» **PROVIDED INFORMATION**
┌────────
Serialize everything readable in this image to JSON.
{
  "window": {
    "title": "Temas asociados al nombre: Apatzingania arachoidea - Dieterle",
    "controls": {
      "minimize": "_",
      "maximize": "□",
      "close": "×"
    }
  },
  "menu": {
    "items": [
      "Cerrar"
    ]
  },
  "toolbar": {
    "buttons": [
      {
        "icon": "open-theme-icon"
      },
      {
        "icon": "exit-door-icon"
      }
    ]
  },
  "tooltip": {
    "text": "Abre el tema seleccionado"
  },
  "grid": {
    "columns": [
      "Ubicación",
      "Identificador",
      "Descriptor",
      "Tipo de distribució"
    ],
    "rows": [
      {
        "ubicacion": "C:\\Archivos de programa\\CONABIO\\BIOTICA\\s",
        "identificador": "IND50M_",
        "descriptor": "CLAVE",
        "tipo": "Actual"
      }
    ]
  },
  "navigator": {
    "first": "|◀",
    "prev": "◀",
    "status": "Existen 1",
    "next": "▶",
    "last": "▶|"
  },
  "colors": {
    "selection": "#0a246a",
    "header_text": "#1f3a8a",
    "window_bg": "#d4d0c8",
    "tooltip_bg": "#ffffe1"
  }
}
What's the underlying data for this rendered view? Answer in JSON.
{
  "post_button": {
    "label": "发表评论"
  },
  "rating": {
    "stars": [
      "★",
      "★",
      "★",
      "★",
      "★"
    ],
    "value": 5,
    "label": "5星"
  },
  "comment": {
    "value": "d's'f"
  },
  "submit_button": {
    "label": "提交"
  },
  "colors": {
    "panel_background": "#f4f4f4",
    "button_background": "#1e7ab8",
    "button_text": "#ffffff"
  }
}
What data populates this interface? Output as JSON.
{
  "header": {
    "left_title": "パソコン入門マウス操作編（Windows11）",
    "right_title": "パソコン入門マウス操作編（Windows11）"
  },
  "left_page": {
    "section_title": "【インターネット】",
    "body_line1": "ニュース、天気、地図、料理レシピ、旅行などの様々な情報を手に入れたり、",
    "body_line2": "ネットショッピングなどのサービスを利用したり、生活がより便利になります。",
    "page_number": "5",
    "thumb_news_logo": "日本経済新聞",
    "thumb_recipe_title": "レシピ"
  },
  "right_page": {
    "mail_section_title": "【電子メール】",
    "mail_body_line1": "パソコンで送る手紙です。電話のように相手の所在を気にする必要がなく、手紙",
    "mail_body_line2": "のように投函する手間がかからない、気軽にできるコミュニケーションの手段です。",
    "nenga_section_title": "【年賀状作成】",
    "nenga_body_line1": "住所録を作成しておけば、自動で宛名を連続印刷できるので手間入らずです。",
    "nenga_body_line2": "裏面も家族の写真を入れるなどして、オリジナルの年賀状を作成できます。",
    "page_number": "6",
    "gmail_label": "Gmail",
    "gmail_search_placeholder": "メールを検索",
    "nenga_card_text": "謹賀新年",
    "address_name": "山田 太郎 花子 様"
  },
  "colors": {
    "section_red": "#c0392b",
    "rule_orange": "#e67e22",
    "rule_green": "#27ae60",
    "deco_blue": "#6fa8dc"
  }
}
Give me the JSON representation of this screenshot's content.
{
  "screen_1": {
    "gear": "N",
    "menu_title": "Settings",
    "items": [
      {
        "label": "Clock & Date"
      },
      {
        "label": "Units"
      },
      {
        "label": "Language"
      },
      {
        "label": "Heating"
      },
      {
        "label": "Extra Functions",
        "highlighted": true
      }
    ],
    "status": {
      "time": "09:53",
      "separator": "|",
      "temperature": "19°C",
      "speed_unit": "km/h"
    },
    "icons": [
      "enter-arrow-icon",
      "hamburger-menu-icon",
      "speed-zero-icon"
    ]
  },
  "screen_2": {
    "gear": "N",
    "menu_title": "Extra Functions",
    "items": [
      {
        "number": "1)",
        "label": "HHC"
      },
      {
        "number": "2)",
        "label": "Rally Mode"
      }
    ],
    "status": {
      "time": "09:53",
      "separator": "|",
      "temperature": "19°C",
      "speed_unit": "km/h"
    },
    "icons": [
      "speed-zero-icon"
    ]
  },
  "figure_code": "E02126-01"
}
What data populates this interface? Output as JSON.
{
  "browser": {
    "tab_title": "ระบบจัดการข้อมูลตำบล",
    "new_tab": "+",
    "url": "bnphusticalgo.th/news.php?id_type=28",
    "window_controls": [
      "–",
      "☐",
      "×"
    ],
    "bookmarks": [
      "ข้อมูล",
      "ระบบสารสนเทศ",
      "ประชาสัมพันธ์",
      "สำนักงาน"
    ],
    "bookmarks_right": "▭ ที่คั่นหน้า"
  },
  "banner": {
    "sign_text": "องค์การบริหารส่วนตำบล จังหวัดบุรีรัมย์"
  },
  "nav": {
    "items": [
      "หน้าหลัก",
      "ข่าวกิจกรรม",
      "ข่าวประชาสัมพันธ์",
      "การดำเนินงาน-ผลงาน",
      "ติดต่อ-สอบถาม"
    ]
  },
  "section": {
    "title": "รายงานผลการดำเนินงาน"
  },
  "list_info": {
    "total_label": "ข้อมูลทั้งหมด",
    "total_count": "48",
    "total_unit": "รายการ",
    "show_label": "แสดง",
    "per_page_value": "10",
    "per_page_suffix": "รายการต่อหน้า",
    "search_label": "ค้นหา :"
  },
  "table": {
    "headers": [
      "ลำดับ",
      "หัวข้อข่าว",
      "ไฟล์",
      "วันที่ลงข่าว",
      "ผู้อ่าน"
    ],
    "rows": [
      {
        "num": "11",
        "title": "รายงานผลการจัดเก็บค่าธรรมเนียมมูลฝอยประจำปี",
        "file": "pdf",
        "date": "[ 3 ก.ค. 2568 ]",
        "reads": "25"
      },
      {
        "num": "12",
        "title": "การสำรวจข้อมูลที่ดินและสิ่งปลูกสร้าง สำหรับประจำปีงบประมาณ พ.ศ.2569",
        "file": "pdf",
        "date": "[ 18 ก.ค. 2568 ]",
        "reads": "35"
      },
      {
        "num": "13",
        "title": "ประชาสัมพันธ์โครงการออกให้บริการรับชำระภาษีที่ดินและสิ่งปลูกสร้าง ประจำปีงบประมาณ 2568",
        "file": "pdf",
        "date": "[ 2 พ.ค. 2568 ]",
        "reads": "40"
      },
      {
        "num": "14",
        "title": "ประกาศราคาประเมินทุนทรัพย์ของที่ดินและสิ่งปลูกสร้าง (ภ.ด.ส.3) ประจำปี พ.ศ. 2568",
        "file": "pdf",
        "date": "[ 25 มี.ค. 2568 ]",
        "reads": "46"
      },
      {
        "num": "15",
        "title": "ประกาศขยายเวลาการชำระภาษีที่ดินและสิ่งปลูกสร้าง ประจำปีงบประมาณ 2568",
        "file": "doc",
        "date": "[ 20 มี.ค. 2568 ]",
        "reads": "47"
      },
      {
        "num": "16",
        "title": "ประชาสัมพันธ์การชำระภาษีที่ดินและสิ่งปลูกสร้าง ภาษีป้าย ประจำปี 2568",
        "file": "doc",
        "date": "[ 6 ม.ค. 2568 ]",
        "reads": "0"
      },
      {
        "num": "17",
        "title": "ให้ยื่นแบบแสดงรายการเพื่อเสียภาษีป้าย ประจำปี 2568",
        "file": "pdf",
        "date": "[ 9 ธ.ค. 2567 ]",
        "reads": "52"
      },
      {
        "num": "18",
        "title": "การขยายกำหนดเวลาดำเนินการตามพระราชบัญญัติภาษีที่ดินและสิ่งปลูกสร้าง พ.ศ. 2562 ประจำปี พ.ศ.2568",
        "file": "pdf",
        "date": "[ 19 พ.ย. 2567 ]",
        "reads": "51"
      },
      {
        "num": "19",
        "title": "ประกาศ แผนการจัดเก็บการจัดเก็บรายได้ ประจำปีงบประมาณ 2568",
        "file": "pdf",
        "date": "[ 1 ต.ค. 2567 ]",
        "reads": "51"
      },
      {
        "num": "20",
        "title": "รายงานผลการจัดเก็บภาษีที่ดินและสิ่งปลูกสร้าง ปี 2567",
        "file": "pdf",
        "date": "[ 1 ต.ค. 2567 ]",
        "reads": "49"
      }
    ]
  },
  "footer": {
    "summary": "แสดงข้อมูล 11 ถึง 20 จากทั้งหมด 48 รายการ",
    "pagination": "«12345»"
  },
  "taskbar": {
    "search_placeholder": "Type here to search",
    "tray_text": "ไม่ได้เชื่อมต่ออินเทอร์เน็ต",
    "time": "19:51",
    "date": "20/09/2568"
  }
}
└────────
Lines that hold the word "Extra" are the ones to return, every one of them.

        "label": "Extra Functions",
    "menu_title": "Extra Functions",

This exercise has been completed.